WHAT IS BEING ASKED: Pick out each line containing the string "screenshot" and copy it.

** BEGIN EXERCISE MATERIALS **

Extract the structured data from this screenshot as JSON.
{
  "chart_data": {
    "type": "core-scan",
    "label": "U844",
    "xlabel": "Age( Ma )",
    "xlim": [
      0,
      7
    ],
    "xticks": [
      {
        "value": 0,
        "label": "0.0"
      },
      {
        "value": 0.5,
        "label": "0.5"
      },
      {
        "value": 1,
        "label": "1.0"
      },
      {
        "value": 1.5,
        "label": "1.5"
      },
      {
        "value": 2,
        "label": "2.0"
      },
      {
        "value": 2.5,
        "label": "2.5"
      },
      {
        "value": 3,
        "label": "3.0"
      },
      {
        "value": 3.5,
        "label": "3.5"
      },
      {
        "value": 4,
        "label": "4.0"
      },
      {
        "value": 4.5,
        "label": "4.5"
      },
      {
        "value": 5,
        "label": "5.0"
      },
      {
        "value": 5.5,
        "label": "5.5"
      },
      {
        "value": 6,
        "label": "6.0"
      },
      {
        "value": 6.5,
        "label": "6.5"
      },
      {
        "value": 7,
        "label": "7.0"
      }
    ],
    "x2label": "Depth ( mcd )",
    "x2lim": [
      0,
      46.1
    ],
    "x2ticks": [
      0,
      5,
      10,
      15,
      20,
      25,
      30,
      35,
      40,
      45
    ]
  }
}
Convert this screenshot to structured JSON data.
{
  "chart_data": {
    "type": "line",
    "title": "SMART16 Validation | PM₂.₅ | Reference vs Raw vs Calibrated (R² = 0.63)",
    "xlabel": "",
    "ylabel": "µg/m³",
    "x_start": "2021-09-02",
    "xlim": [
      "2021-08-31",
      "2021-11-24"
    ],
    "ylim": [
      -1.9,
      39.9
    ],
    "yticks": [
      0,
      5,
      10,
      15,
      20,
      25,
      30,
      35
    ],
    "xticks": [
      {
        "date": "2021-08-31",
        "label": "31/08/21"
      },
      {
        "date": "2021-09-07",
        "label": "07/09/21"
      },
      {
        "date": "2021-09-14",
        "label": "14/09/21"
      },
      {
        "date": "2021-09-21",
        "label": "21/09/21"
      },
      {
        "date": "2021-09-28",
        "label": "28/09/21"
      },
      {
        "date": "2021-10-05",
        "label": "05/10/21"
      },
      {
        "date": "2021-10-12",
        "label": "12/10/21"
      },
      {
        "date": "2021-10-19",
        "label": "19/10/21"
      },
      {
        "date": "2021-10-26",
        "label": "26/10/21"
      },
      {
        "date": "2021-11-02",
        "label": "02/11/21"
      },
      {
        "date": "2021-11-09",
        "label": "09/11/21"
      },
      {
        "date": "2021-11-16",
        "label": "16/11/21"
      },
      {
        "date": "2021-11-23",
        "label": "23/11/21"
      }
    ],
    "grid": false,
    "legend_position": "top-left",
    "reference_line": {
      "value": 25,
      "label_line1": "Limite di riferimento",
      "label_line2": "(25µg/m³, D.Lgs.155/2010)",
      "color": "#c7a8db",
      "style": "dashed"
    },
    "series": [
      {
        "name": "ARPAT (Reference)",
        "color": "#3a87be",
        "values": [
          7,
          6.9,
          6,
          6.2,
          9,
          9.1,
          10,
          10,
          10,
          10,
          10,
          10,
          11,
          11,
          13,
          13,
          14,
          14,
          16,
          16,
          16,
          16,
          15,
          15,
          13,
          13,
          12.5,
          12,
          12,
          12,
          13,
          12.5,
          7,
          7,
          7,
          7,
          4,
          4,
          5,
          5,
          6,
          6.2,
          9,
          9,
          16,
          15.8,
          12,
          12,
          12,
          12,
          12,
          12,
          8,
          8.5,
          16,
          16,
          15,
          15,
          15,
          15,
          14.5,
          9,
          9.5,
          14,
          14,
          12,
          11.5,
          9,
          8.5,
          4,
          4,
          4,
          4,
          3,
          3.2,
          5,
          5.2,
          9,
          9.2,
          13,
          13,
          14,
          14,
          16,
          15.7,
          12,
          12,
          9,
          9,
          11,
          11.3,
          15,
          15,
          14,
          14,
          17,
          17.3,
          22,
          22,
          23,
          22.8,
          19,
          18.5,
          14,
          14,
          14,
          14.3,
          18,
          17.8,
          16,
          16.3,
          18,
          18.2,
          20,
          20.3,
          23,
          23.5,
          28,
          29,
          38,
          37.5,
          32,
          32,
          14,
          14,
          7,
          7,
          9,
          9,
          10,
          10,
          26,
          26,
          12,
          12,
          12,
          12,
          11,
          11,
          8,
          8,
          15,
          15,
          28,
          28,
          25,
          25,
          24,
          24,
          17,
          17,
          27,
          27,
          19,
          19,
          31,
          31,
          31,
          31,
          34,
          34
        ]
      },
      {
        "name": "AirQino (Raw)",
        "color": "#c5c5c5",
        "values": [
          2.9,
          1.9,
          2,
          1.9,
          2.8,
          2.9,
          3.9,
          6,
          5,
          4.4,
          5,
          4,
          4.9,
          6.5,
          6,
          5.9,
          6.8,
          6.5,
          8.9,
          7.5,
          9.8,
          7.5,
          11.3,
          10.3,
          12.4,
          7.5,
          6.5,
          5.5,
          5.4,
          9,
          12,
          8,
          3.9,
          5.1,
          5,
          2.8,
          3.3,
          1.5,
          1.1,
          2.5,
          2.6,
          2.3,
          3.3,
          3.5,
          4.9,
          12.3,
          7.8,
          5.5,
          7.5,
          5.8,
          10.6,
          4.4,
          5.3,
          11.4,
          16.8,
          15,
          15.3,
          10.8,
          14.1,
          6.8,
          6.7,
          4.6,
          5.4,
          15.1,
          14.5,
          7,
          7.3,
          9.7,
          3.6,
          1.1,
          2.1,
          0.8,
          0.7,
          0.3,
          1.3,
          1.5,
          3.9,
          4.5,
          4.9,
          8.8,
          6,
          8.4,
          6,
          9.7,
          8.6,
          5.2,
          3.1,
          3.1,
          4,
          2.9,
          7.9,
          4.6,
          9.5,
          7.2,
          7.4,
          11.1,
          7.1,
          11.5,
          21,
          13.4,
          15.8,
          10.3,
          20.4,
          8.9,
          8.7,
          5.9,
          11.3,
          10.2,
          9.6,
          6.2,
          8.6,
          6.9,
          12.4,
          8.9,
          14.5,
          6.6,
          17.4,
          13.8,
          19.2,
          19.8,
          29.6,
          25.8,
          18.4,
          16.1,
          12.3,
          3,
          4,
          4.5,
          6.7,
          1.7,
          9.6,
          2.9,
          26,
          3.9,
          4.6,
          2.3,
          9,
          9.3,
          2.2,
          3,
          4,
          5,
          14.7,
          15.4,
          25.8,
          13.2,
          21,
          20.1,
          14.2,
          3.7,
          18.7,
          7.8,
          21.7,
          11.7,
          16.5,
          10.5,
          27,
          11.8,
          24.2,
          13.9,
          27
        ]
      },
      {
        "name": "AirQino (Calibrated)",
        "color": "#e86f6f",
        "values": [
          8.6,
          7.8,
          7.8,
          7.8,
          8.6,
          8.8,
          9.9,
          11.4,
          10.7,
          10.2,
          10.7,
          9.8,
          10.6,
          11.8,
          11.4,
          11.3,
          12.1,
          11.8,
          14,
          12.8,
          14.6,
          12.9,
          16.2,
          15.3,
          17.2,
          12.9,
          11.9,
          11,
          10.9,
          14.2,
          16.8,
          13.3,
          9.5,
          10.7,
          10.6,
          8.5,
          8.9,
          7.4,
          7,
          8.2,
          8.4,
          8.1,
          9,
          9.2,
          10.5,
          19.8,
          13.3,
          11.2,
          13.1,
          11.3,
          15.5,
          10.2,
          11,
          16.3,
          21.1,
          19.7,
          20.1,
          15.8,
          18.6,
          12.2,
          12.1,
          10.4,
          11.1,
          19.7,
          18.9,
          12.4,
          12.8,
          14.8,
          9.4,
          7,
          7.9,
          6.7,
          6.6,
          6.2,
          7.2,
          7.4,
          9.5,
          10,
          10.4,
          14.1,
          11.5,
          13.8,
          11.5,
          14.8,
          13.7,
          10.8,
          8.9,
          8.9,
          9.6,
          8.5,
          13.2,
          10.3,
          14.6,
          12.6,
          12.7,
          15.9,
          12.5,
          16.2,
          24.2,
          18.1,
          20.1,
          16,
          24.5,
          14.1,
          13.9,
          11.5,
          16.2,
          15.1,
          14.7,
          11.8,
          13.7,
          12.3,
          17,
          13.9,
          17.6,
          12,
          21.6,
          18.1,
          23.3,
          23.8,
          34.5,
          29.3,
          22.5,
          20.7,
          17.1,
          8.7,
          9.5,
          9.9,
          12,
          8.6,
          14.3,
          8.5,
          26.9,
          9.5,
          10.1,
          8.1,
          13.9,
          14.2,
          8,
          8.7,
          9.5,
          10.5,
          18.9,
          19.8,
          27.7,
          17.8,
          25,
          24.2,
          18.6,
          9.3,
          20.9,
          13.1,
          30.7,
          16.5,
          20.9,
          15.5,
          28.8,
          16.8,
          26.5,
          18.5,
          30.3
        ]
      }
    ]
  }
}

** END EXERCISE MATERIALS **

COMPLETED EXERCISE:
Extract the structured data from this screenshot as JSON.
Convert this screenshot to structured JSON data.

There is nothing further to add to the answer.